#### WHAT YOU NEED TO DO
Select from the records below every line that has the word "insumos" in it.

---------- INPUT FOR THIS TASK ----------

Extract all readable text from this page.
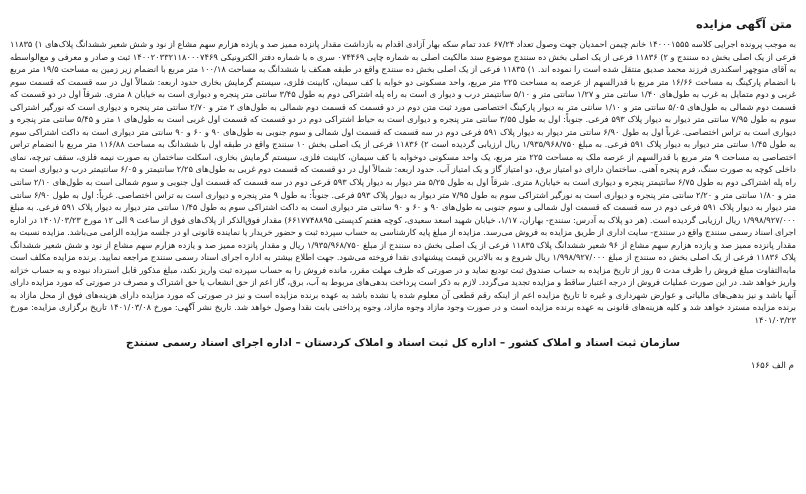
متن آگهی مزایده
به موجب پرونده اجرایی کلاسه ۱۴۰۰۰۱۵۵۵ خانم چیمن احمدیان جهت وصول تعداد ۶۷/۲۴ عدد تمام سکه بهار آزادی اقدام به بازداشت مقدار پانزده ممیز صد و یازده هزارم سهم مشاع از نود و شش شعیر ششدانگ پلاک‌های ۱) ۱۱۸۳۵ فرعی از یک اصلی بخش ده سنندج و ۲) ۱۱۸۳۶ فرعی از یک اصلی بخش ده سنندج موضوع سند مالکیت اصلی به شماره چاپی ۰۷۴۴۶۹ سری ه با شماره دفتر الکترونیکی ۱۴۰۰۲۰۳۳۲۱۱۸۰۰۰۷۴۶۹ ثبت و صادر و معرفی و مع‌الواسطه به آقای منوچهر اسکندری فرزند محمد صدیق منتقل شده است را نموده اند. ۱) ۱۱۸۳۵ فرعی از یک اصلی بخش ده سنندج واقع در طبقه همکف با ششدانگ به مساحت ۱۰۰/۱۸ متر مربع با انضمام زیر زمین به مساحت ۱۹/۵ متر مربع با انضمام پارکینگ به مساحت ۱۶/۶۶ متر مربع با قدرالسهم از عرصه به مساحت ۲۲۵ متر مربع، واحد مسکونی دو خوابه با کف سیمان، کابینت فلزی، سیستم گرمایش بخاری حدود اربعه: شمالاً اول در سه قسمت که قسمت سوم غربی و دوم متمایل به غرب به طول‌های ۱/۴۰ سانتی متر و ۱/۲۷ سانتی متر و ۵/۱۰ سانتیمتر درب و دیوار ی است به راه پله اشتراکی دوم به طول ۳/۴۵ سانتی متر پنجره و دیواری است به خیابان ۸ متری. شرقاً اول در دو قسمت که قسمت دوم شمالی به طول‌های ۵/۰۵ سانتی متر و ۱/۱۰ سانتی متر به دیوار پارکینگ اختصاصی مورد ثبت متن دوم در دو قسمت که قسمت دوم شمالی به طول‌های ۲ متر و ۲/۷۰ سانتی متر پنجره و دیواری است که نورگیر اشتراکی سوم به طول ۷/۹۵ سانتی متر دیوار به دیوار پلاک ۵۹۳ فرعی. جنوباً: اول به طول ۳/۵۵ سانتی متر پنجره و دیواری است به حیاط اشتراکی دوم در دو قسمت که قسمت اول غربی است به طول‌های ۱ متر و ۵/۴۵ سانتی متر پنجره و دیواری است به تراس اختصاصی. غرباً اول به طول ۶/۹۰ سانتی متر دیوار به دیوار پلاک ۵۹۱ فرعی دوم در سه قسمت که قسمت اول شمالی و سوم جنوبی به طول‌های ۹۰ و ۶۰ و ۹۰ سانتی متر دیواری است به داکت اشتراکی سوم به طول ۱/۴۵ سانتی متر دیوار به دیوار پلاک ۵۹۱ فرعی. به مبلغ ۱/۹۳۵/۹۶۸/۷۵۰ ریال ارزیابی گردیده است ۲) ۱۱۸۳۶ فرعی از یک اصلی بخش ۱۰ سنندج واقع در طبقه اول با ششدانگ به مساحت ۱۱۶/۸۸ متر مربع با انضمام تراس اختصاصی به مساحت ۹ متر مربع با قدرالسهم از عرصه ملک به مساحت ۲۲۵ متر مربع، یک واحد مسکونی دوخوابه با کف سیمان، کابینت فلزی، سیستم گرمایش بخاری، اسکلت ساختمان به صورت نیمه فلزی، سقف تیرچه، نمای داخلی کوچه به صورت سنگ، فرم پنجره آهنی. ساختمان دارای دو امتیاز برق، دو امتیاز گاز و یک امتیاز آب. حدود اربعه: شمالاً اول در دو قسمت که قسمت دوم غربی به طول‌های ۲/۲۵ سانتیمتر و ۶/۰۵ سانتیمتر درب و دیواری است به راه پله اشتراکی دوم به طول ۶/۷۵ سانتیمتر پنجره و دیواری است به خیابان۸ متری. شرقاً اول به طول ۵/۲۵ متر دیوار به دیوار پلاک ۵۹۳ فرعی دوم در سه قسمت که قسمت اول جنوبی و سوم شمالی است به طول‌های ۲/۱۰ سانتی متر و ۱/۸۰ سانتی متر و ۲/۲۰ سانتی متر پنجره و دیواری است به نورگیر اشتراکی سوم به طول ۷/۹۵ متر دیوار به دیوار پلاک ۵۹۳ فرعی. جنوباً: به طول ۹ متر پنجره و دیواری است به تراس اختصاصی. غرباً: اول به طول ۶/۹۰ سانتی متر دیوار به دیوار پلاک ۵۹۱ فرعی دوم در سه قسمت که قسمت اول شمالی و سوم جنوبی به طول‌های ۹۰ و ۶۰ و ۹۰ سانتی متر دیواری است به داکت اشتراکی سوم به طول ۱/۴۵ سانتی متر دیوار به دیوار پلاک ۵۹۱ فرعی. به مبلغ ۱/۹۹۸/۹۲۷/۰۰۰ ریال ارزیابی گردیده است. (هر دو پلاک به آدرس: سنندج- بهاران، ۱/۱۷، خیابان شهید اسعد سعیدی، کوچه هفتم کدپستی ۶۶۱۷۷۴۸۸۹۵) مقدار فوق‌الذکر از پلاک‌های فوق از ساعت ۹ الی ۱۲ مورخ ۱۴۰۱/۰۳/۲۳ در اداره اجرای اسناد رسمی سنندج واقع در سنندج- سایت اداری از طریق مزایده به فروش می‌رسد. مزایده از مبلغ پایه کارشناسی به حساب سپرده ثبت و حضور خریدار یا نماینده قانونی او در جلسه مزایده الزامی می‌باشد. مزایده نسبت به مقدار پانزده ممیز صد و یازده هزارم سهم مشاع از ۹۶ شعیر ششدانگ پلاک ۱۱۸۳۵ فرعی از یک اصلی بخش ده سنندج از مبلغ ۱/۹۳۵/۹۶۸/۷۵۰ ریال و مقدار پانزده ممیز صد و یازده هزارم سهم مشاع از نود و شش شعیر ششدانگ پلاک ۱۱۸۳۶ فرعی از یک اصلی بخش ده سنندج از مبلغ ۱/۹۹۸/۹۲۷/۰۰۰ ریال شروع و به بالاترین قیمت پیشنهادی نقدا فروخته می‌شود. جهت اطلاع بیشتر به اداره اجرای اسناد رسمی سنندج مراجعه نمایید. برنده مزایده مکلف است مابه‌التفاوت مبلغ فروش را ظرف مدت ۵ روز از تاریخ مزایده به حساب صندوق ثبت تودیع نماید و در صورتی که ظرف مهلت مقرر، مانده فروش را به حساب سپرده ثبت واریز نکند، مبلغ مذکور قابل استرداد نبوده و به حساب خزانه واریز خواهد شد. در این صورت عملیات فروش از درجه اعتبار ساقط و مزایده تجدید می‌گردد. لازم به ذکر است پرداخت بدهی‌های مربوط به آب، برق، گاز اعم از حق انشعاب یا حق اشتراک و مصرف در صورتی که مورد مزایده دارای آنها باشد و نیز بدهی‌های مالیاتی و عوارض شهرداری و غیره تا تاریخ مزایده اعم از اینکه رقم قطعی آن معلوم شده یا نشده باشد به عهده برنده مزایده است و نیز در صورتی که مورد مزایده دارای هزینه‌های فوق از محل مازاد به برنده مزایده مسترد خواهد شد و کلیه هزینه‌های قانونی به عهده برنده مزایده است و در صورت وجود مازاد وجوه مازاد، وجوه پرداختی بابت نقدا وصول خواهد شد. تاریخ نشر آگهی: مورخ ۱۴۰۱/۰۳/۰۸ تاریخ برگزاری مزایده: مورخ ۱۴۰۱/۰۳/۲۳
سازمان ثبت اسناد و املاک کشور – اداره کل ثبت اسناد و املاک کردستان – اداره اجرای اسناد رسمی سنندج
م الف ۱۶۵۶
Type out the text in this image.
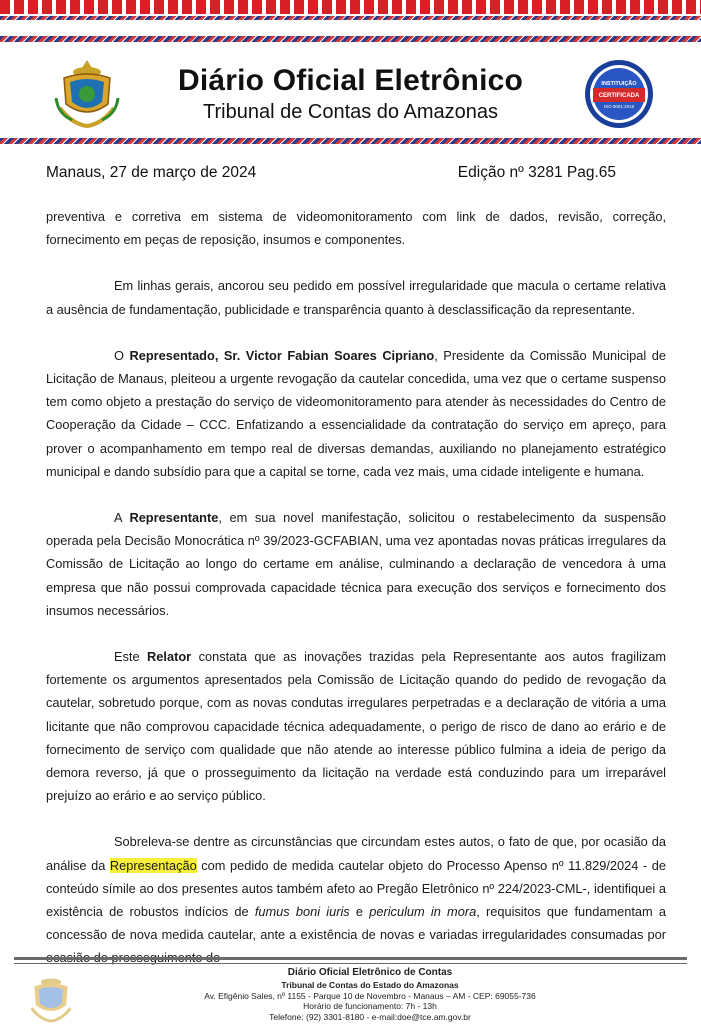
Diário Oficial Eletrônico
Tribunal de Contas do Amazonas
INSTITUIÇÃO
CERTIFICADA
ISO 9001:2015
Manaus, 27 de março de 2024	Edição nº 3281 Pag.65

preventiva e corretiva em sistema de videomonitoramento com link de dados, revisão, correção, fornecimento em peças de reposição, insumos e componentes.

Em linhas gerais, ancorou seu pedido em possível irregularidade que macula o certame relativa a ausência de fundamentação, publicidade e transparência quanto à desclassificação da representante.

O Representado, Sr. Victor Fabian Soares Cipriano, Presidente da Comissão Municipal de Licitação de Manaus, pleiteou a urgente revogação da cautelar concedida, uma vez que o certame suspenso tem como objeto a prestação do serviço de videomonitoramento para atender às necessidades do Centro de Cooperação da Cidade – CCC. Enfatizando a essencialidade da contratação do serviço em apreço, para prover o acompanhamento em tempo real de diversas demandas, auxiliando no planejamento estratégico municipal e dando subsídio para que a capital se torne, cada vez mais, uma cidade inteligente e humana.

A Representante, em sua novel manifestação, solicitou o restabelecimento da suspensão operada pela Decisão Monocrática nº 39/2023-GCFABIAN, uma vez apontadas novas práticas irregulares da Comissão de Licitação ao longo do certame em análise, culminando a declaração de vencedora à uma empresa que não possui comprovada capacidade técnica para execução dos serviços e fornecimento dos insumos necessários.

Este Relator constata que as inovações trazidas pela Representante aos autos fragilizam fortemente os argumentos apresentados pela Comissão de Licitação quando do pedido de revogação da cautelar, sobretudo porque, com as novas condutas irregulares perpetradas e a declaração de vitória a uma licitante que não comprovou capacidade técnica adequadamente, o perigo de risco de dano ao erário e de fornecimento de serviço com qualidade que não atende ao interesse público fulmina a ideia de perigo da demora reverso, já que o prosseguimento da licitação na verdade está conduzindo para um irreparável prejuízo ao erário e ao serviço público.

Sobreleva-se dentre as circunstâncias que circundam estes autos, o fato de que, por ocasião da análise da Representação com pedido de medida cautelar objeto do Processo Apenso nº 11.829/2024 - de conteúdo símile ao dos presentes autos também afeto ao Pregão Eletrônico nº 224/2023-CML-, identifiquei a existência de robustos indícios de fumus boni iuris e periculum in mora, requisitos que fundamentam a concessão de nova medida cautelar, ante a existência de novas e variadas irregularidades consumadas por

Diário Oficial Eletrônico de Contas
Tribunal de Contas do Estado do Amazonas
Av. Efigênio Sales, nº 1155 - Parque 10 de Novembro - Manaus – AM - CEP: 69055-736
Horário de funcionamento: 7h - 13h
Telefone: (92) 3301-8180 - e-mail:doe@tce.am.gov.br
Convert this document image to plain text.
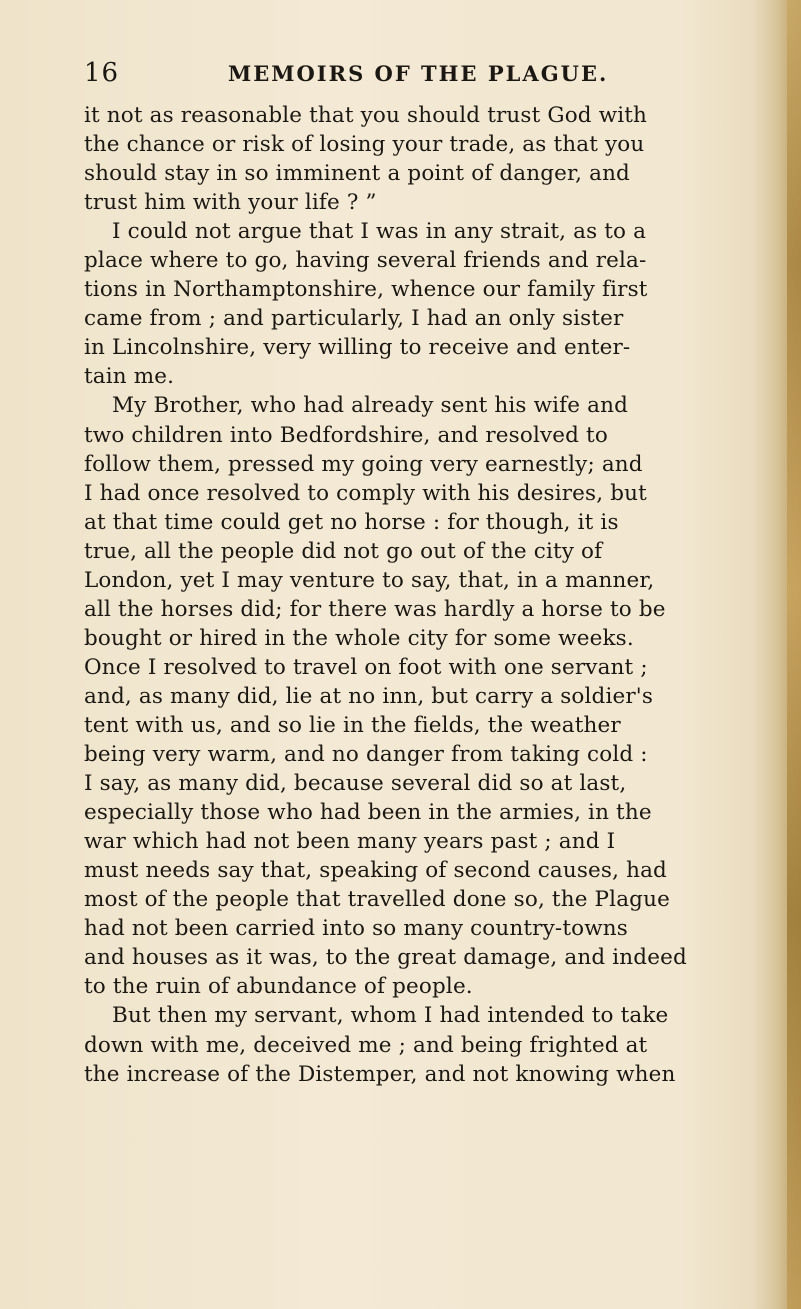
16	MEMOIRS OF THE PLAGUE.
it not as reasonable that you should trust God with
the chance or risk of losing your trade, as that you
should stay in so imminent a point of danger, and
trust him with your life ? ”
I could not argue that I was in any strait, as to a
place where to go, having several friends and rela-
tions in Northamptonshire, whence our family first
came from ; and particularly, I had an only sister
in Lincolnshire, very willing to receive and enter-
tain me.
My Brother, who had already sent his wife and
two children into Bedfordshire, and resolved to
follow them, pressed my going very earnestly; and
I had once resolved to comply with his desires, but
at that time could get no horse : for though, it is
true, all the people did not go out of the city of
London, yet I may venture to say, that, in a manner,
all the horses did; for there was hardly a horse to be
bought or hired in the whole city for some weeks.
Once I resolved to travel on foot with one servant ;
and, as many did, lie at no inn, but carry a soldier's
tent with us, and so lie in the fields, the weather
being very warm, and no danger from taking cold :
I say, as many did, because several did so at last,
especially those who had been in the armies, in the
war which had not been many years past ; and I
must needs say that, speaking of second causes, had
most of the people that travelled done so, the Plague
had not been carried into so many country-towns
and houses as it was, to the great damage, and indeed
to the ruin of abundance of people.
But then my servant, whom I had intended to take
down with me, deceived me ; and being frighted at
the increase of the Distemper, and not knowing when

----------

#### FULL OUTPUT
preventiva e corretiva em sistema de videomonitoramento com link de dados, revisão, correção, fornecimento em peças de reposição, insumos e componentes.
A Representante, em sua novel manifestação, solicitou o restabelecimento da suspensão operada pela Decisão Monocrática nº 39/2023-GCFABIAN, uma vez apontadas novas práticas irregulares da Comissão de Licitação ao longo do certame em análise, culminando a declaração de vencedora à uma empresa que não possui comprovada capacidade técnica para execução dos serviços e fornecimento dos insumos necessários.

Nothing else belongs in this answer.